## Provided entries

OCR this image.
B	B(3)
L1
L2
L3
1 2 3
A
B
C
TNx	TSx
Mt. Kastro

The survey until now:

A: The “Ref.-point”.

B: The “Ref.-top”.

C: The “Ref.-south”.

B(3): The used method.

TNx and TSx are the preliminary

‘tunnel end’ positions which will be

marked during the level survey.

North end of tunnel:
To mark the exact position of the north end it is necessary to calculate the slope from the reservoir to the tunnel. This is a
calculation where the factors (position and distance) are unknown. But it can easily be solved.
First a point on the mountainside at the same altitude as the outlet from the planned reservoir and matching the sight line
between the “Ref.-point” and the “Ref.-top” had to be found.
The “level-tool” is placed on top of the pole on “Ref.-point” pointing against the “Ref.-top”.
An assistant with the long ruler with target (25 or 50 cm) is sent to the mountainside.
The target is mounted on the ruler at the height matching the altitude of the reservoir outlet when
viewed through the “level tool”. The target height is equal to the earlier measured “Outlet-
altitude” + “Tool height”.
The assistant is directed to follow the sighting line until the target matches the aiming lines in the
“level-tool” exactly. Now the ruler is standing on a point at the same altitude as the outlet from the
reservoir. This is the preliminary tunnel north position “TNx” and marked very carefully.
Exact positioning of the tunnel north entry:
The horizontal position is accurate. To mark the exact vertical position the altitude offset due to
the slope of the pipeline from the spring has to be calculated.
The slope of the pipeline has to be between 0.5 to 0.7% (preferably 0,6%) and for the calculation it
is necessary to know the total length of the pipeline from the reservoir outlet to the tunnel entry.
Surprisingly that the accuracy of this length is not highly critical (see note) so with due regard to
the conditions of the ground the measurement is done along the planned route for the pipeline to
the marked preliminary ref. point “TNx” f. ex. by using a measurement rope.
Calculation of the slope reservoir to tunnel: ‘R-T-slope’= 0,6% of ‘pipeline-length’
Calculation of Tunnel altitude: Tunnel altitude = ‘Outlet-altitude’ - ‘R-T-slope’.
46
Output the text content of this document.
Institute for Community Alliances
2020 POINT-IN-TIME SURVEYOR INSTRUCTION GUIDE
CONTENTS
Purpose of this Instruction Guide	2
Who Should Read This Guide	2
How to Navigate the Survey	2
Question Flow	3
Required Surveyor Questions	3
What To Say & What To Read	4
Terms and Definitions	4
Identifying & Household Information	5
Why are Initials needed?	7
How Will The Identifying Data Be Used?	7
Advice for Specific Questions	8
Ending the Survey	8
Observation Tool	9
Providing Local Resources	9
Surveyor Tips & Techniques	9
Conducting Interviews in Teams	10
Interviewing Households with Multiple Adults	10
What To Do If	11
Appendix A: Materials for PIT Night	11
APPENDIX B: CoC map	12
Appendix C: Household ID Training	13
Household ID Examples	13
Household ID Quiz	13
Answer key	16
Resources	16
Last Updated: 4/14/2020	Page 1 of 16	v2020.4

## Given exercise
Produce an exact copy of every entry above.

## Task response
OCR this image.
B	B(3)
L1
L2
L3
1 2 3
A
B
C
TNx	TSx
Mt. Kastro

The survey until now:

A: The “Ref.-point”.

B: The “Ref.-top”.

C: The “Ref.-south”.

B(3): The used method.

TNx and TSx are the preliminary

‘tunnel end’ positions which will be

marked during the level survey.

North end of tunnel:
To mark the exact position of the north end it is necessary to calculate the slope from the reservoir to the tunnel. This is a
calculation where the factors (position and distance) are unknown. But it can easily be solved.
First a point on the mountainside at the same altitude as the outlet from the planned reservoir and matching the sight line
between the “Ref.-point” and the “Ref.-top” had to be found.
The “level-tool” is placed on top of the pole on “Ref.-point” pointing against the “Ref.-top”.
An assistant with the long ruler with target (25 or 50 cm) is sent to the mountainside.
The target is mounted on the ruler at the height matching the altitude of the reservoir outlet when
viewed through the “level tool”. The target height is equal to the earlier measured “Outlet-
altitude” + “Tool height”.
The assistant is directed to follow the sighting line until the target matches the aiming lines in the
“level-tool” exactly. Now the ruler is standing on a point at the same altitude as the outlet from the
reservoir. This is the preliminary tunnel north position “TNx” and marked very carefully.
Exact positioning of the tunnel north entry:
The horizontal position is accurate. To mark the exact vertical position the altitude offset due to
the slope of the pipeline from the spring has to be calculated.
The slope of the pipeline has to be between 0.5 to 0.7% (preferably 0,6%) and for the calculation it
is necessary to know the total length of the pipeline from the reservoir outlet to the tunnel entry.
Surprisingly that the accuracy of this length is not highly critical (see note) so with due regard to
the conditions of the ground the measurement is done along the planned route for the pipeline to
the marked preliminary ref. point “TNx” f. ex. by using a measurement rope.
Calculation of the slope reservoir to tunnel: ‘R-T-slope’= 0,6% of ‘pipeline-length’
Calculation of Tunnel altitude: Tunnel altitude = ‘Outlet-altitude’ - ‘R-T-slope’.
46
Output the text content of this document.
Institute for Community Alliances
2020 POINT-IN-TIME SURVEYOR INSTRUCTION GUIDE
CONTENTS
Purpose of this Instruction Guide	2
Who Should Read This Guide	2
How to Navigate the Survey	2
Question Flow	3
Required Surveyor Questions	3
What To Say & What To Read	4
Terms and Definitions	4
Identifying & Household Information	5
Why are Initials needed?	7
How Will The Identifying Data Be Used?	7
Advice for Specific Questions	8
Ending the Survey	8
Observation Tool	9
Providing Local Resources	9
Surveyor Tips & Techniques	9
Conducting Interviews in Teams	10
Interviewing Households with Multiple Adults	10
What To Do If	11
Appendix A: Materials for PIT Night	11
APPENDIX B: CoC map	12
Appendix C: Household ID Training	13
Household ID Examples	13
Household ID Quiz	13
Answer key	16
Resources	16
Last Updated: 4/14/2020	Page 1 of 16	v2020.4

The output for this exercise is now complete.